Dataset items
[start]
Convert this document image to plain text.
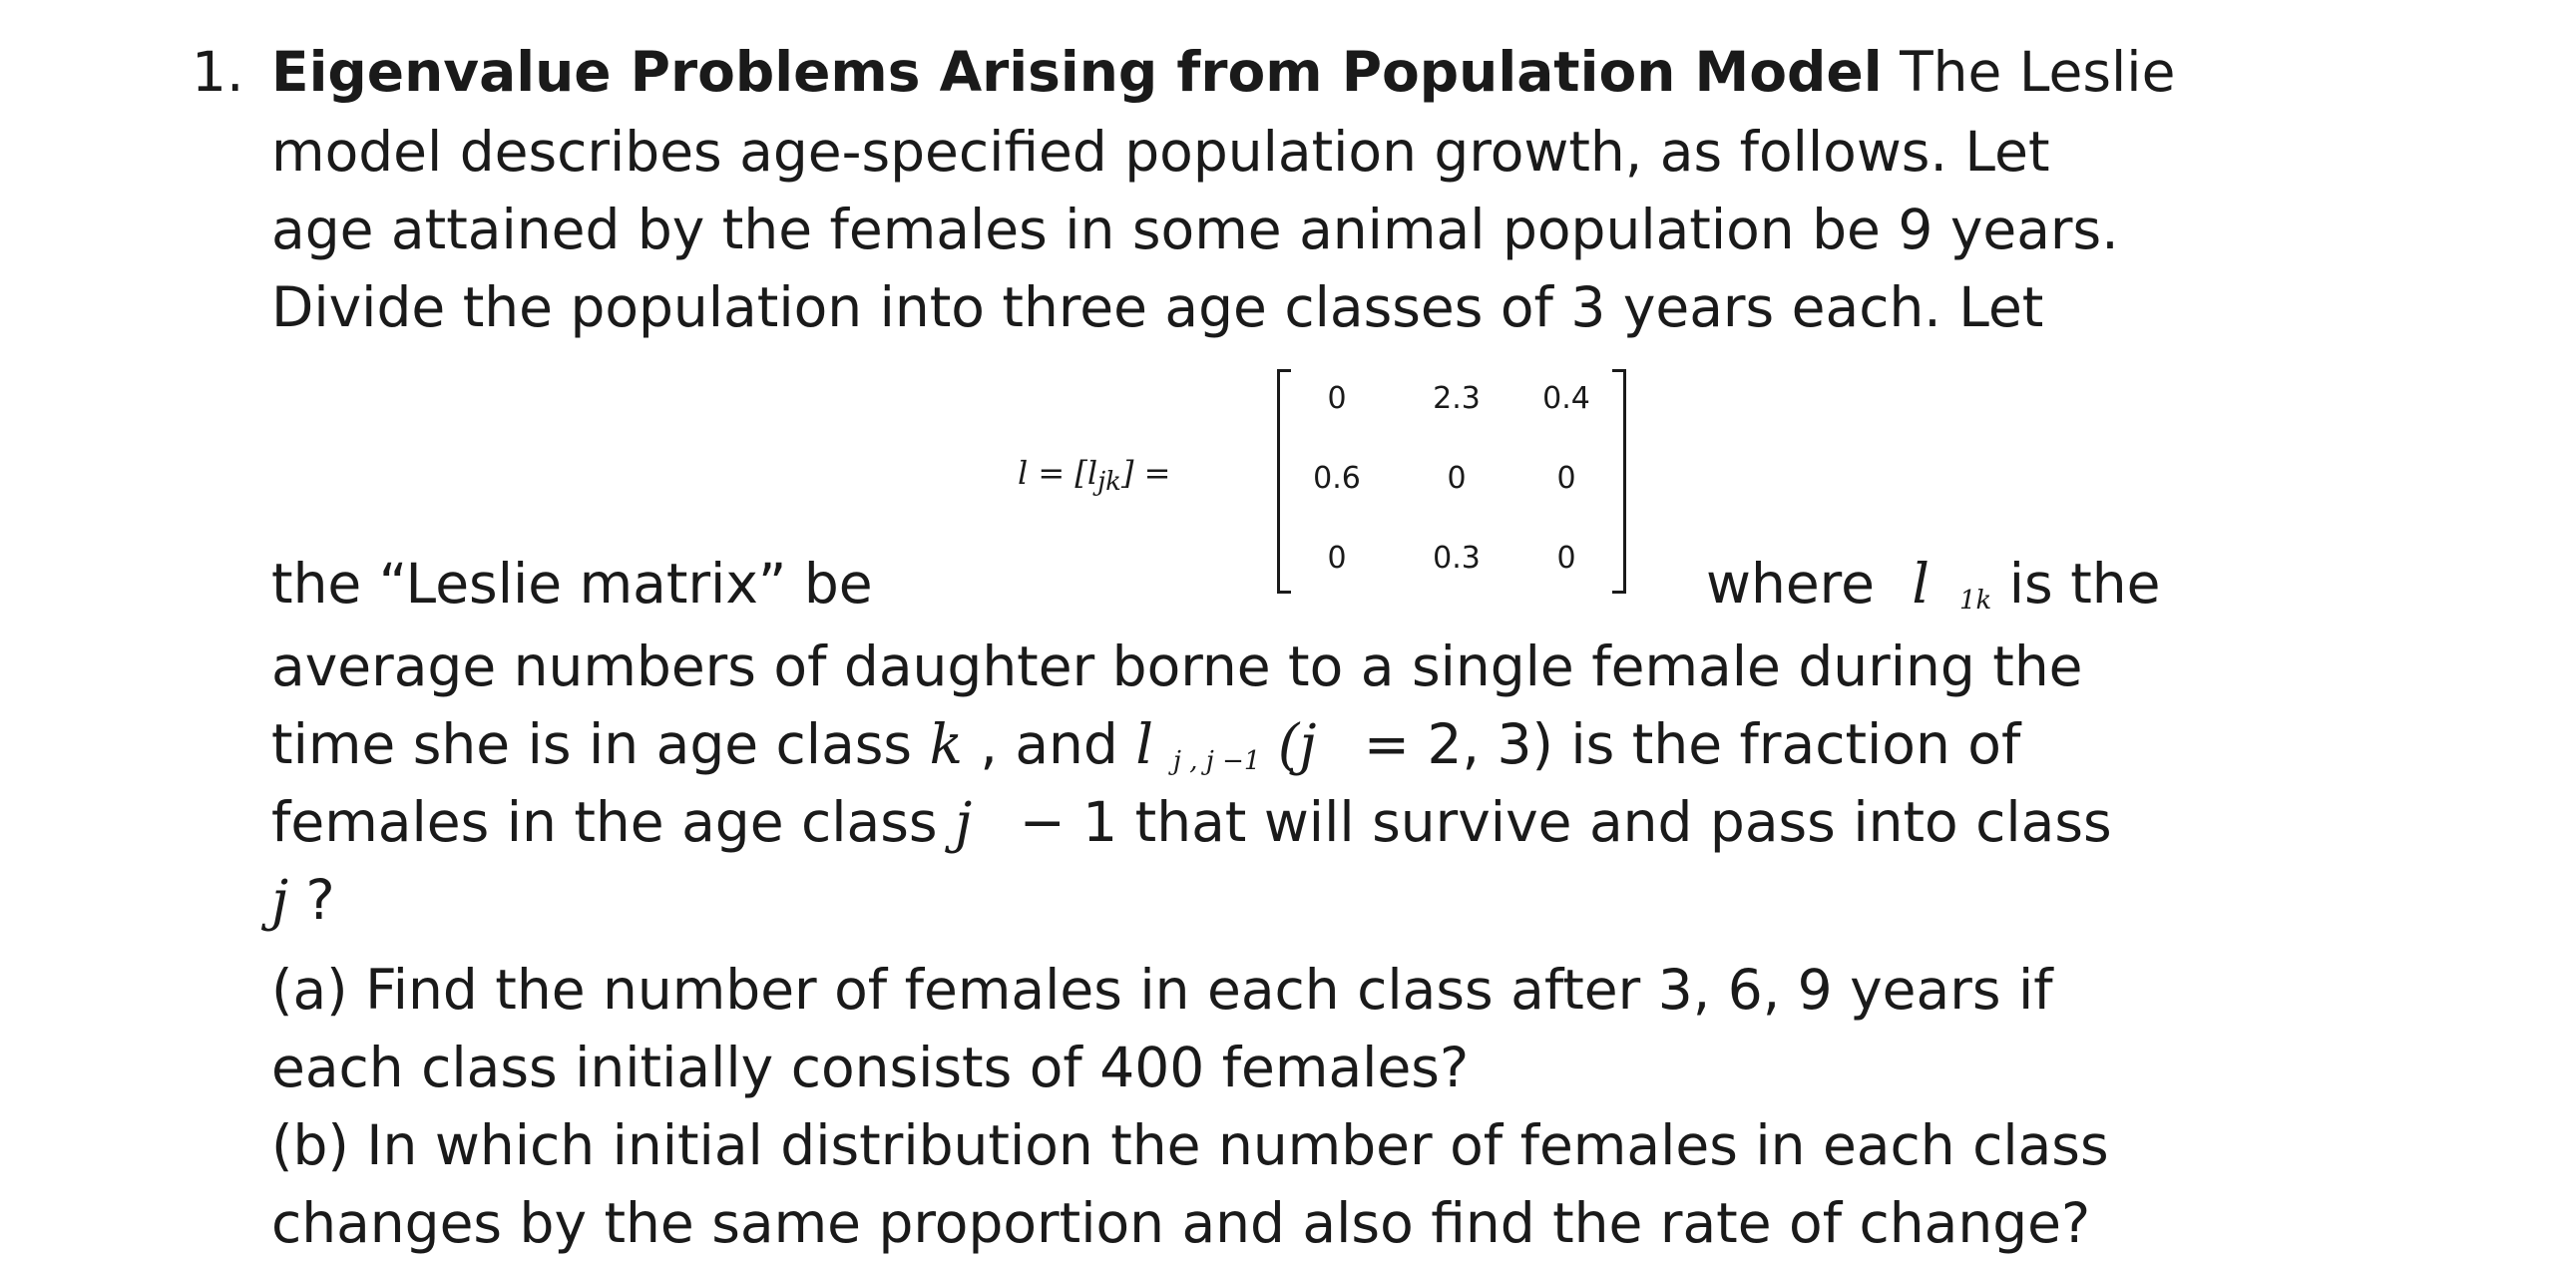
1. Eigenvalue Problems Arising from Population Model The Leslie
model describes age-specified population growth, as follows. Let
age attained by the females in some animal population be 9 years.
Divide the population into three age classes of 3 years each. Let
$l = [l_{jk}]$ =
0	2.3	0.4
0.6	0	0
0	0.3	0
the “Leslie matrix” be	where l $_{1k}$ is the
average numbers of daughter borne to a single female during the
time she is in age class k , and l $_{j , j -1}$ (j = 2, 3) is the fraction of
females in the age class j − 1 that will survive and pass into class
j ?
(a) Find the number of females in each class after 3, 6, 9 years if
each class initially consists of 400 females?
(b) In which initial distribution the number of females in each class
changes by the same proportion and also find the rate of change?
[end]
Written exercise: Check each line of the material above for "females" and say how many lines contain it, giving the number alone.

The reply: 5